THE EXERCISE:
Please give the entries again in full and exactly, without any picture.

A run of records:
--- START ---

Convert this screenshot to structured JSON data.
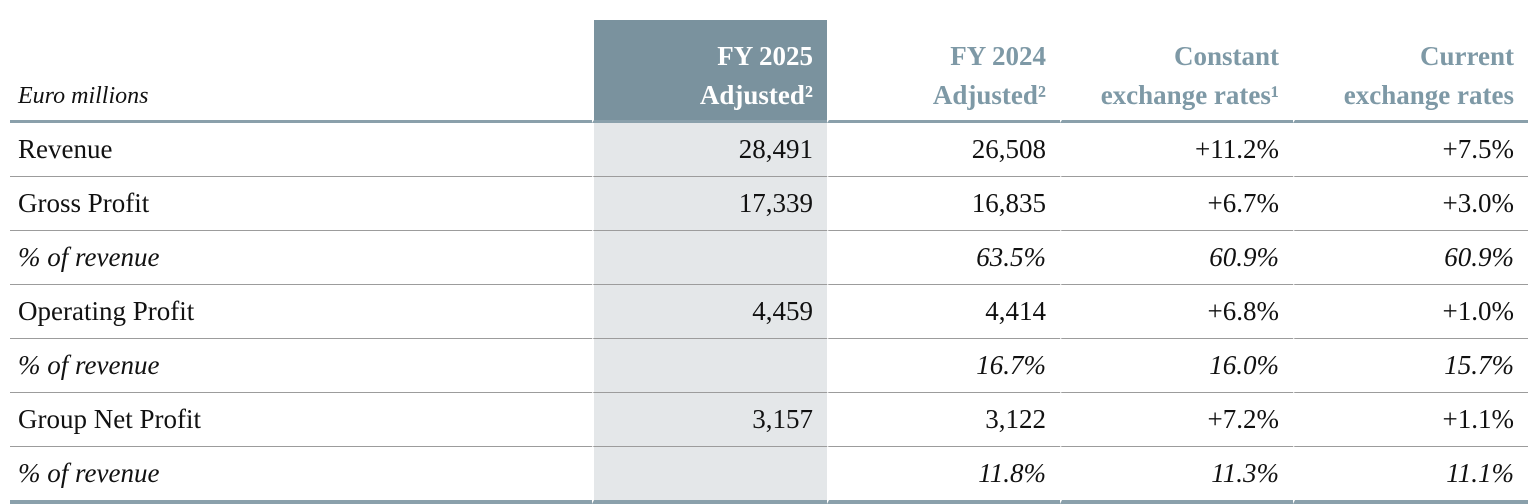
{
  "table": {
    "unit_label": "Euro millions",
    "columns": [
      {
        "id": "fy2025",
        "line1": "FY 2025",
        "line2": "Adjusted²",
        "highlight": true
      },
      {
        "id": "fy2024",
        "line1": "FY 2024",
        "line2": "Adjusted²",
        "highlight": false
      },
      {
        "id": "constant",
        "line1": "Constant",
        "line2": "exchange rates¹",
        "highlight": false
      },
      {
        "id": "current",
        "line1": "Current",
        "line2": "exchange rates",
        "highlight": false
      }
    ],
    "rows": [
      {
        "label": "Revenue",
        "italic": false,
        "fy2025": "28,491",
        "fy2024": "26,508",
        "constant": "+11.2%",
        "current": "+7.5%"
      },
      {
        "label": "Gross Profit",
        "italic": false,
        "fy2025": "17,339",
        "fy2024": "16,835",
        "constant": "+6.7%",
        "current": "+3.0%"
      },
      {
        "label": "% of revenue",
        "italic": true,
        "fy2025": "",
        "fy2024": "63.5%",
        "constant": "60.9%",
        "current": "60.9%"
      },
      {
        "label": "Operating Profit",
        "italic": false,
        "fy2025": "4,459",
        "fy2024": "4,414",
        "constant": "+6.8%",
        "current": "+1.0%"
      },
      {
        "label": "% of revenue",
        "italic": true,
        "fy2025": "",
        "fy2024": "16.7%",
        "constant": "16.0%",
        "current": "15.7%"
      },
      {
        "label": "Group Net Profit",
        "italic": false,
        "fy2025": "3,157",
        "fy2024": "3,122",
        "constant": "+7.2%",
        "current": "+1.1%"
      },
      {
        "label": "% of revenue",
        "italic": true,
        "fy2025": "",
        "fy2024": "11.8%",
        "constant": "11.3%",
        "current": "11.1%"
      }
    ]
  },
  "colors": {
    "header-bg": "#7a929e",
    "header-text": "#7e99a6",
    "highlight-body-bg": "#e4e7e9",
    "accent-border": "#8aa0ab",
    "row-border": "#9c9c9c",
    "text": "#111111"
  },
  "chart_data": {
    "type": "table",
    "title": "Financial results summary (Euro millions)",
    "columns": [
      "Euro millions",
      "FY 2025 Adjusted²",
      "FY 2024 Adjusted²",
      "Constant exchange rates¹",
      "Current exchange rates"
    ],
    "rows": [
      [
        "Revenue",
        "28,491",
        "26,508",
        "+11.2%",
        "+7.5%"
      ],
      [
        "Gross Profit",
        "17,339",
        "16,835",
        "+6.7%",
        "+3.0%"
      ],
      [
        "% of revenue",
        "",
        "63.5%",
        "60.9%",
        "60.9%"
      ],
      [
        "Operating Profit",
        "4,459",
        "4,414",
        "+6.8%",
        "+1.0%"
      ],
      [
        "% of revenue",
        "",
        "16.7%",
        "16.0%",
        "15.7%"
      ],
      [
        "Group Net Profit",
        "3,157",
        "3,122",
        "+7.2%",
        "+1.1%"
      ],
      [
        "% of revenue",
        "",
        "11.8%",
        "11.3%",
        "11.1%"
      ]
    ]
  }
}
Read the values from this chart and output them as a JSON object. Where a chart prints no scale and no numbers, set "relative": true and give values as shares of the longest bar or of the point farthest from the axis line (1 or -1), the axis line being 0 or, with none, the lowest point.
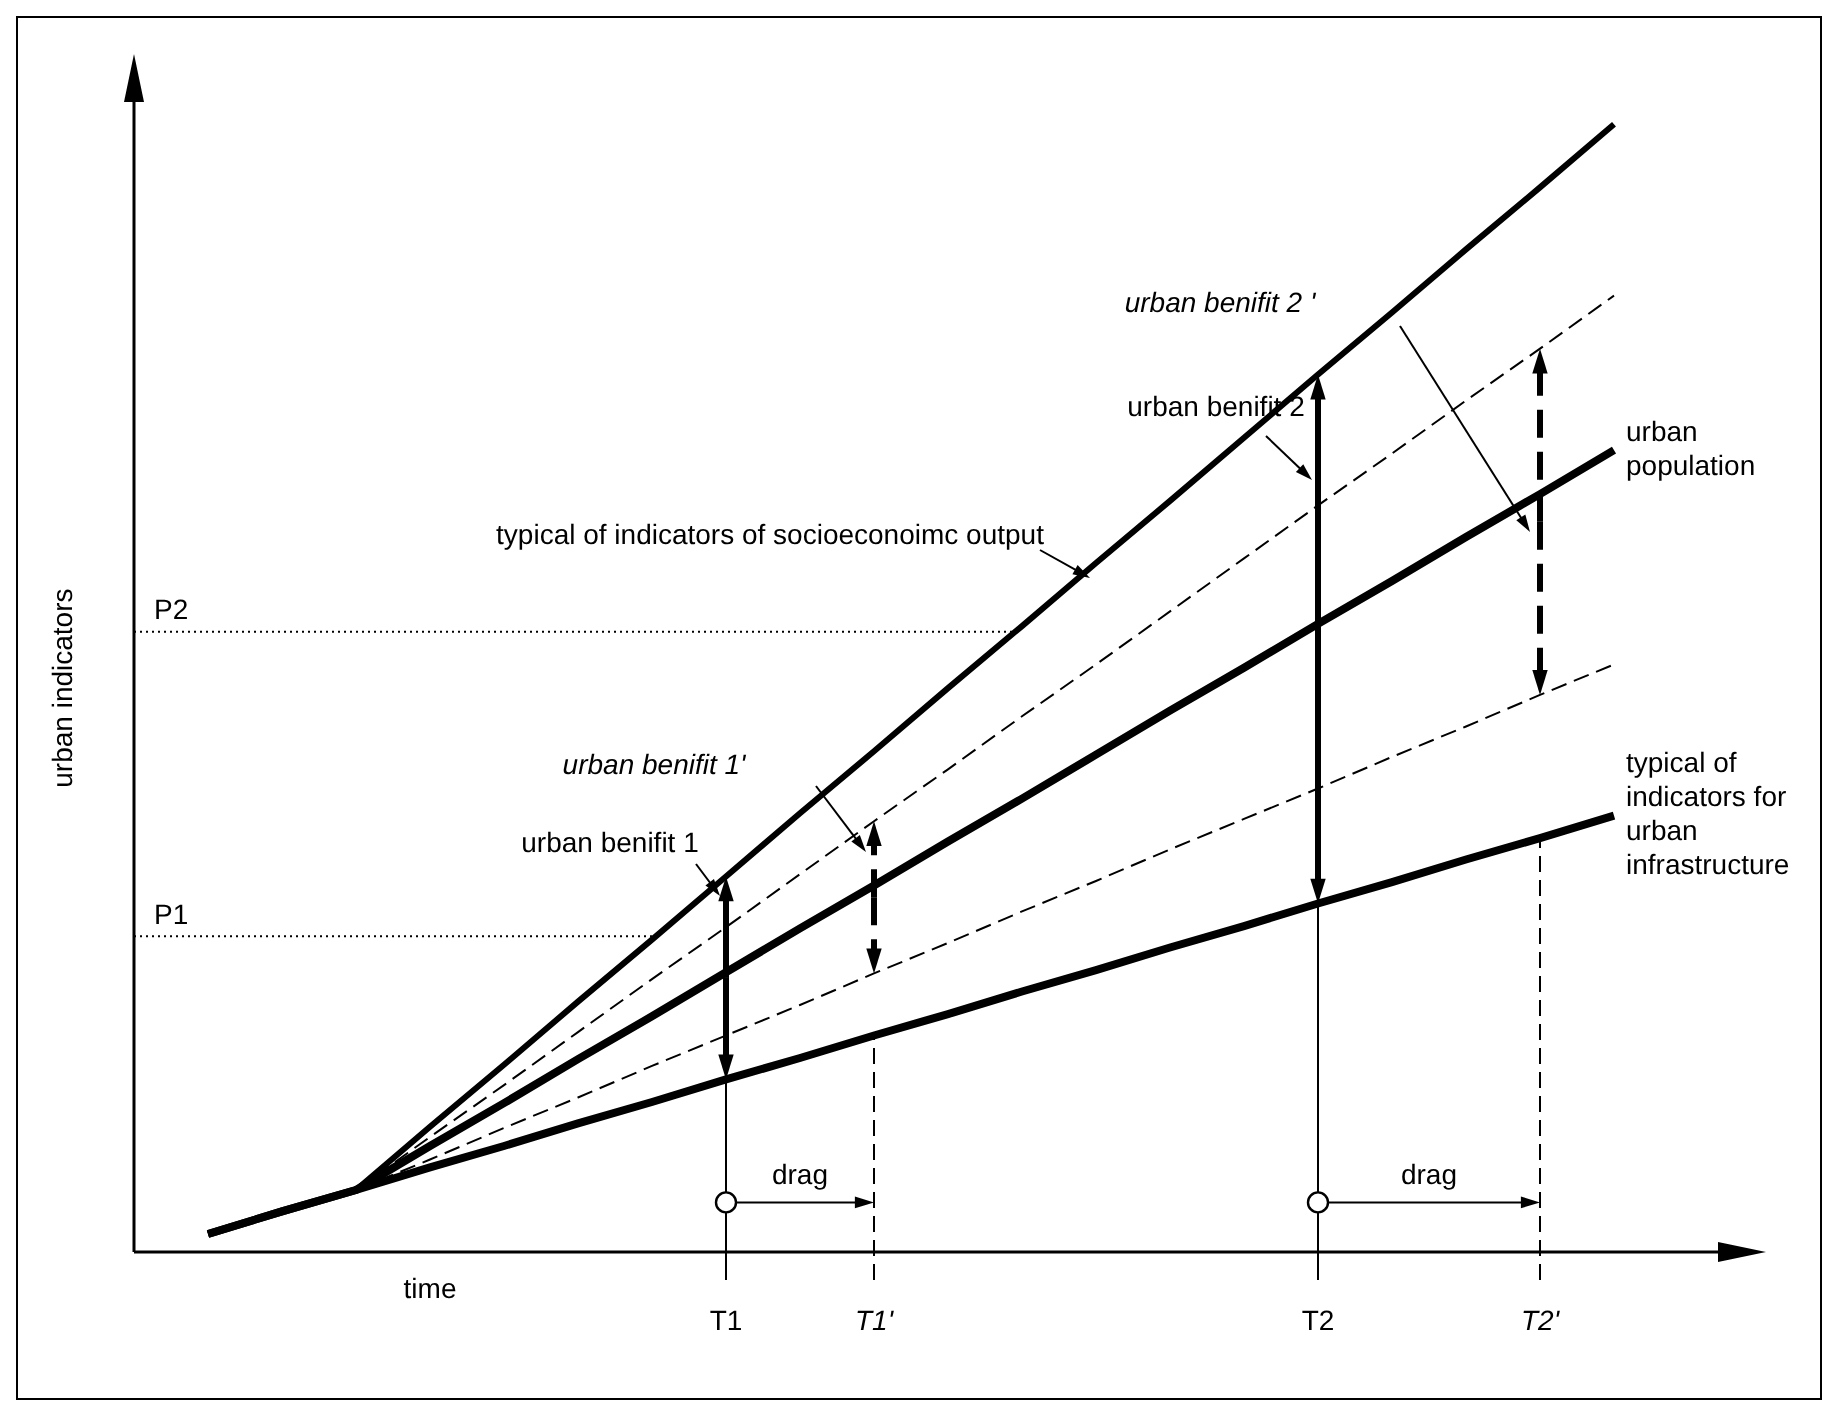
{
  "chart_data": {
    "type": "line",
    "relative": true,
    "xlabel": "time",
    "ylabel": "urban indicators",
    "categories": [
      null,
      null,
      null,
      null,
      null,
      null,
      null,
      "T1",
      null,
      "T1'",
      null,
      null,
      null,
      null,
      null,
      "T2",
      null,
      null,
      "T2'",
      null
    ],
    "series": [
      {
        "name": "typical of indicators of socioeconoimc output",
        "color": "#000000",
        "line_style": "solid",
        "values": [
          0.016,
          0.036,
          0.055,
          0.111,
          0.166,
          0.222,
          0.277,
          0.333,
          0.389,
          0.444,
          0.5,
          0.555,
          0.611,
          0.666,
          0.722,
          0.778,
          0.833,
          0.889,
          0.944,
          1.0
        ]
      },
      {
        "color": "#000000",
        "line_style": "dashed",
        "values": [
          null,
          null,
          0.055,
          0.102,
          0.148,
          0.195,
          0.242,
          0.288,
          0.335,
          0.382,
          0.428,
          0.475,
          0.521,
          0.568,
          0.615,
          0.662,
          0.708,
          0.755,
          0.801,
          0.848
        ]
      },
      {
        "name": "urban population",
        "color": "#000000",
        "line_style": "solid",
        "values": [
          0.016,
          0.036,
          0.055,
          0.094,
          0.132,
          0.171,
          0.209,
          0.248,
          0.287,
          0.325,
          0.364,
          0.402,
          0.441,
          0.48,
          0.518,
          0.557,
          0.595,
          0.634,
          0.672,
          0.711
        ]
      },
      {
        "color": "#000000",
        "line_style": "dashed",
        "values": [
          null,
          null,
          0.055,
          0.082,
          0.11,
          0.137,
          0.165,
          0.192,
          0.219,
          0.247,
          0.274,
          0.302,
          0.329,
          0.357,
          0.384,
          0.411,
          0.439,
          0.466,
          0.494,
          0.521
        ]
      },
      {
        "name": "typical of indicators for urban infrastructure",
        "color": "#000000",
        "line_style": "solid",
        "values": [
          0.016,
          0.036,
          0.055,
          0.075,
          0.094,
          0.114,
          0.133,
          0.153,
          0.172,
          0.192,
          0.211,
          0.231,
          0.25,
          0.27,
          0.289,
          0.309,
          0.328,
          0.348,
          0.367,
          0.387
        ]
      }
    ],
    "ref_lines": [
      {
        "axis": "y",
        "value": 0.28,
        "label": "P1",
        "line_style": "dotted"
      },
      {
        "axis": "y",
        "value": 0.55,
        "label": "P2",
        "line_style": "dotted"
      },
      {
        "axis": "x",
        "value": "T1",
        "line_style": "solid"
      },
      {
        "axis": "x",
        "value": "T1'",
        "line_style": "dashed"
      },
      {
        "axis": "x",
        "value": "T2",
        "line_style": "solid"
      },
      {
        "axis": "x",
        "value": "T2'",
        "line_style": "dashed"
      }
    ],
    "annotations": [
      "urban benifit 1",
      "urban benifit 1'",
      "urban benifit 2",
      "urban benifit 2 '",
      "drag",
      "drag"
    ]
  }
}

--- END ---

ANSWER TO THE PROBLEM:
Convert this screenshot to structured JSON data.
{
  "table": {
    "unit_label": "Euro millions",
    "columns": [
      {
        "id": "fy2025",
        "line1": "FY 2025",
        "line2": "Adjusted²",
        "highlight": true
      },
      {
        "id": "fy2024",
        "line1": "FY 2024",
        "line2": "Adjusted²",
        "highlight": false
      },
      {
        "id": "constant",
        "line1": "Constant",
        "line2": "exchange rates¹",
        "highlight": false
      },
      {
        "id": "current",
        "line1": "Current",
        "line2": "exchange rates",
        "highlight": false
      }
    ],
    "rows": [
      {
        "label": "Revenue",
        "italic": false,
        "fy2025": "28,491",
        "fy2024": "26,508",
        "constant": "+11.2%",
        "current": "+7.5%"
      },
      {
        "label": "Gross Profit",
        "italic": false,
        "fy2025": "17,339",
        "fy2024": "16,835",
        "constant": "+6.7%",
        "current": "+3.0%"
      },
      {
        "label": "% of revenue",
        "italic": true,
        "fy2025": "",
        "fy2024": "63.5%",
        "constant": "60.9%",
        "current": "60.9%"
      },
      {
        "label": "Operating Profit",
        "italic": false,
        "fy2025": "4,459",
        "fy2024": "4,414",
        "constant": "+6.8%",
        "current": "+1.0%"
      },
      {
        "label": "% of revenue",
        "italic": true,
        "fy2025": "",
        "fy2024": "16.7%",
        "constant": "16.0%",
        "current": "15.7%"
      },
      {
        "label": "Group Net Profit",
        "italic": false,
        "fy2025": "3,157",
        "fy2024": "3,122",
        "constant": "+7.2%",
        "current": "+1.1%"
      },
      {
        "label": "% of revenue",
        "italic": true,
        "fy2025": "",
        "fy2024": "11.8%",
        "constant": "11.3%",
        "current": "11.1%"
      }
    ]
  },
  "colors": {
    "header-bg": "#7a929e",
    "header-text": "#7e99a6",
    "highlight-body-bg": "#e4e7e9",
    "accent-border": "#8aa0ab",
    "row-border": "#9c9c9c",
    "text": "#111111"
  },
  "chart_data": {
    "type": "table",
    "title": "Financial results summary (Euro millions)",
    "columns": [
      "Euro millions",
      "FY 2025 Adjusted²",
      "FY 2024 Adjusted²",
      "Constant exchange rates¹",
      "Current exchange rates"
    ],
    "rows": [
      [
        "Revenue",
        "28,491",
        "26,508",
        "+11.2%",
        "+7.5%"
      ],
      [
        "Gross Profit",
        "17,339",
        "16,835",
        "+6.7%",
        "+3.0%"
      ],
      [
        "% of revenue",
        "",
        "63.5%",
        "60.9%",
        "60.9%"
      ],
      [
        "Operating Profit",
        "4,459",
        "4,414",
        "+6.8%",
        "+1.0%"
      ],
      [
        "% of revenue",
        "",
        "16.7%",
        "16.0%",
        "15.7%"
      ],
      [
        "Group Net Profit",
        "3,157",
        "3,122",
        "+7.2%",
        "+1.1%"
      ],
      [
        "% of revenue",
        "",
        "11.8%",
        "11.3%",
        "11.1%"
      ]
    ]
  }
}
Read the values from this chart and output them as a JSON object. Where a chart prints no scale and no numbers, set "relative": true and give values as shares of the longest bar or of the point farthest from the axis line (1 or -1), the axis line being 0 or, with none, the lowest point.
{
  "chart_data": {
    "type": "line",
    "relative": true,
    "xlabel": "time",
    "ylabel": "urban indicators",
    "categories": [
      null,
      null,
      null,
      null,
      null,
      null,
      null,
      "T1",
      null,
      "T1'",
      null,
      null,
      null,
      null,
      null,
      "T2",
      null,
      null,
      "T2'",
      null
    ],
    "series": [
      {
        "name": "typical of indicators of socioeconoimc output",
        "color": "#000000",
        "line_style": "solid",
        "values": [
          0.016,
          0.036,
          0.055,
          0.111,
          0.166,
          0.222,
          0.277,
          0.333,
          0.389,
          0.444,
          0.5,
          0.555,
          0.611,
          0.666,
          0.722,
          0.778,
          0.833,
          0.889,
          0.944,
          1.0
        ]
      },
      {
        "color": "#000000",
        "line_style": "dashed",
        "values": [
          null,
          null,
          0.055,
          0.102,
          0.148,
          0.195,
          0.242,
          0.288,
          0.335,
          0.382,
          0.428,
          0.475,
          0.521,
          0.568,
          0.615,
          0.662,
          0.708,
          0.755,
          0.801,
          0.848
        ]
      },
      {
        "name": "urban population",
        "color": "#000000",
        "line_style": "solid",
        "values": [
          0.016,
          0.036,
          0.055,
          0.094,
          0.132,
          0.171,
          0.209,
          0.248,
          0.287,
          0.325,
          0.364,
          0.402,
          0.441,
          0.48,
          0.518,
          0.557,
          0.595,
          0.634,
          0.672,
          0.711
        ]
      },
      {
        "color": "#000000",
        "line_style": "dashed",
        "values": [
          null,
          null,
          0.055,
          0.082,
          0.11,
          0.137,
          0.165,
          0.192,
          0.219,
          0.247,
          0.274,
          0.302,
          0.329,
          0.357,
          0.384,
          0.411,
          0.439,
          0.466,
          0.494,
          0.521
        ]
      },
      {
        "name": "typical of indicators for urban infrastructure",
        "color": "#000000",
        "line_style": "solid",
        "values": [
          0.016,
          0.036,
          0.055,
          0.075,
          0.094,
          0.114,
          0.133,
          0.153,
          0.172,
          0.192,
          0.211,
          0.231,
          0.25,
          0.27,
          0.289,
          0.309,
          0.328,
          0.348,
          0.367,
          0.387
        ]
      }
    ],
    "ref_lines": [
      {
        "axis": "y",
        "value": 0.28,
        "label": "P1",
        "line_style": "dotted"
      },
      {
        "axis": "y",
        "value": 0.55,
        "label": "P2",
        "line_style": "dotted"
      },
      {
        "axis": "x",
        "value": "T1",
        "line_style": "solid"
      },
      {
        "axis": "x",
        "value": "T1'",
        "line_style": "dashed"
      },
      {
        "axis": "x",
        "value": "T2",
        "line_style": "solid"
      },
      {
        "axis": "x",
        "value": "T2'",
        "line_style": "dashed"
      }
    ],
    "annotations": [
      "urban benifit 1",
      "urban benifit 1'",
      "urban benifit 2",
      "urban benifit 2 '",
      "drag",
      "drag"
    ]
  }
}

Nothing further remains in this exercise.